MATERIALS PROVIDED –

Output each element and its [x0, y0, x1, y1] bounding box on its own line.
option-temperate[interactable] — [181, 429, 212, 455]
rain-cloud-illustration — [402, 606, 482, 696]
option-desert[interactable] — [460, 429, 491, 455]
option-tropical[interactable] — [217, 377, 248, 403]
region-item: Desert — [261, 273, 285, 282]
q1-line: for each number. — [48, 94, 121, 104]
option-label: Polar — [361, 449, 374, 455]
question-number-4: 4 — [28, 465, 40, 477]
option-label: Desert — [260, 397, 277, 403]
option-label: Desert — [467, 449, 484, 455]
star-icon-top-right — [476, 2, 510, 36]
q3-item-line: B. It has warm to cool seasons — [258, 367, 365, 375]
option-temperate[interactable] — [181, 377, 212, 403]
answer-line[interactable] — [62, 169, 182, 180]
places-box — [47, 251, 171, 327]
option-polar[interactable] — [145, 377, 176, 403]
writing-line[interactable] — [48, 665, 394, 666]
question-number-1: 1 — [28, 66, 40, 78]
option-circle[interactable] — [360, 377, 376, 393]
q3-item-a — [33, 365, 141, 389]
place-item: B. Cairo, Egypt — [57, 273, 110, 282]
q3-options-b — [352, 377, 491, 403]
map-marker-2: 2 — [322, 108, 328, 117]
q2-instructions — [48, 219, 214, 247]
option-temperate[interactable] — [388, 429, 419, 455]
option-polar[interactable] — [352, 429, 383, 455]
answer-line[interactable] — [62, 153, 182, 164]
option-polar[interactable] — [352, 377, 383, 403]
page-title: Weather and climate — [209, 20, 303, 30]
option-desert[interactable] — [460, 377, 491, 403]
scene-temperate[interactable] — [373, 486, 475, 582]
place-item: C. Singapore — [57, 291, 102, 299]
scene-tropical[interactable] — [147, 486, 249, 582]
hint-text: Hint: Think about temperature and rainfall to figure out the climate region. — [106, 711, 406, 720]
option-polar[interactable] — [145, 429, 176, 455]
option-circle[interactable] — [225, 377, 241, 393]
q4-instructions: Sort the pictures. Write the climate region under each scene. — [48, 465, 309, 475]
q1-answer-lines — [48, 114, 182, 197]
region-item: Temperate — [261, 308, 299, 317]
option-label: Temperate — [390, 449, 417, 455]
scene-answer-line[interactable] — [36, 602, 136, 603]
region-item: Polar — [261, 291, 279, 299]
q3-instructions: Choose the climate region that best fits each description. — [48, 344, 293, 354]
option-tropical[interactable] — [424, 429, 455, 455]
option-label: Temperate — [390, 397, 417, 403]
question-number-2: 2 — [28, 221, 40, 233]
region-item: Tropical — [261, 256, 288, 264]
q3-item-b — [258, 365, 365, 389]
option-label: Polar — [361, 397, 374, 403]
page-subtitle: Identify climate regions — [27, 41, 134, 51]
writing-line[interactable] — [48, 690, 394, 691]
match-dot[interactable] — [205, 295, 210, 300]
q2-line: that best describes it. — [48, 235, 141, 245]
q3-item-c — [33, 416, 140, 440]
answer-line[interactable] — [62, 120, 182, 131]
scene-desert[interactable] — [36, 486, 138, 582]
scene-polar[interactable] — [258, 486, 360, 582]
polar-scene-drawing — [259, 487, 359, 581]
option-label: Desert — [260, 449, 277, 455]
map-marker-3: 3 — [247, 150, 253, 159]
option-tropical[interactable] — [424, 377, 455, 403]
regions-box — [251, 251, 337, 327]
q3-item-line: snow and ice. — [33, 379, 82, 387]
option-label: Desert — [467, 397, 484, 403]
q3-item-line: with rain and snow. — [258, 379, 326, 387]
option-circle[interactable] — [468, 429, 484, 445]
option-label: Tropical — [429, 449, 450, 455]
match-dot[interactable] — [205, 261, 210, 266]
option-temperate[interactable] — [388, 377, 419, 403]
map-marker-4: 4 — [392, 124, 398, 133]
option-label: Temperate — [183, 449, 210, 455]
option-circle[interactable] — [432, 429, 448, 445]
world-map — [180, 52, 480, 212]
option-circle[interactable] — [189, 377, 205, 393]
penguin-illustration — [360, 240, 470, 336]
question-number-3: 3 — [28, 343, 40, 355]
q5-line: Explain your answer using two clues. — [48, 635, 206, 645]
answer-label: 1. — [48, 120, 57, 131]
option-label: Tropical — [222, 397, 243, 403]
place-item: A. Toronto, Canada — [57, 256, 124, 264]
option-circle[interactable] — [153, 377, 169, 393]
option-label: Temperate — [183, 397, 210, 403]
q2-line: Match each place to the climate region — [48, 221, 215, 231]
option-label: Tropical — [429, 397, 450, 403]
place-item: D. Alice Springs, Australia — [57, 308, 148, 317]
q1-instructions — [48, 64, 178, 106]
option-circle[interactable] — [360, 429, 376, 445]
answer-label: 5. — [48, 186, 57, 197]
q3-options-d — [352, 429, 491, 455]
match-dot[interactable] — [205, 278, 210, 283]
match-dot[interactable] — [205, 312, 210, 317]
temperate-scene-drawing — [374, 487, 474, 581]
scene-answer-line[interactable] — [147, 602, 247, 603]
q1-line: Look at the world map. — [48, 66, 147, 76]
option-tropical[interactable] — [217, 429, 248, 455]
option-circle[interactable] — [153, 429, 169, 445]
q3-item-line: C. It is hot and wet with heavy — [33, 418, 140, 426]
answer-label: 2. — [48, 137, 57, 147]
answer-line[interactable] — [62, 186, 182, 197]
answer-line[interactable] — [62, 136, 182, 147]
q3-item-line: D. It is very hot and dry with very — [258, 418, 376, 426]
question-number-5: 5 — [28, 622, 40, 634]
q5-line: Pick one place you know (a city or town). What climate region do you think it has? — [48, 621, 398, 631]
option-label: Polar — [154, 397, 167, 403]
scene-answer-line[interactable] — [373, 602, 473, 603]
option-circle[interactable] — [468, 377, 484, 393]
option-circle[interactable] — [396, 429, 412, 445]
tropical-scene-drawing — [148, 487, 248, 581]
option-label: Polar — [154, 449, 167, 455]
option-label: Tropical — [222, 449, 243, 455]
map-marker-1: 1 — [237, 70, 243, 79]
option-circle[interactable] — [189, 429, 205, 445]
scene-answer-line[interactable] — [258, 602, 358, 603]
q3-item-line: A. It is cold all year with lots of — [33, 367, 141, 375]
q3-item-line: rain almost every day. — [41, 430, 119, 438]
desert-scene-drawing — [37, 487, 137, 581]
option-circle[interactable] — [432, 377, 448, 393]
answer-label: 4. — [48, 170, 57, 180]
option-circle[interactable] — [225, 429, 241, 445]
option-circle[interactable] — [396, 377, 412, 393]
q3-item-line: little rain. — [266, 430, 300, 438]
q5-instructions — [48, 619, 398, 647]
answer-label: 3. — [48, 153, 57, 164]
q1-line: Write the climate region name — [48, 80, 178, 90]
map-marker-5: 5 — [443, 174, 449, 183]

EXERCISE BRIEF – From the data above, collect every line that contains the word "writing".

WRITTEN REPLY –
writing-line[interactable] — [48, 665, 394, 666]
writing-line[interactable] — [48, 690, 394, 691]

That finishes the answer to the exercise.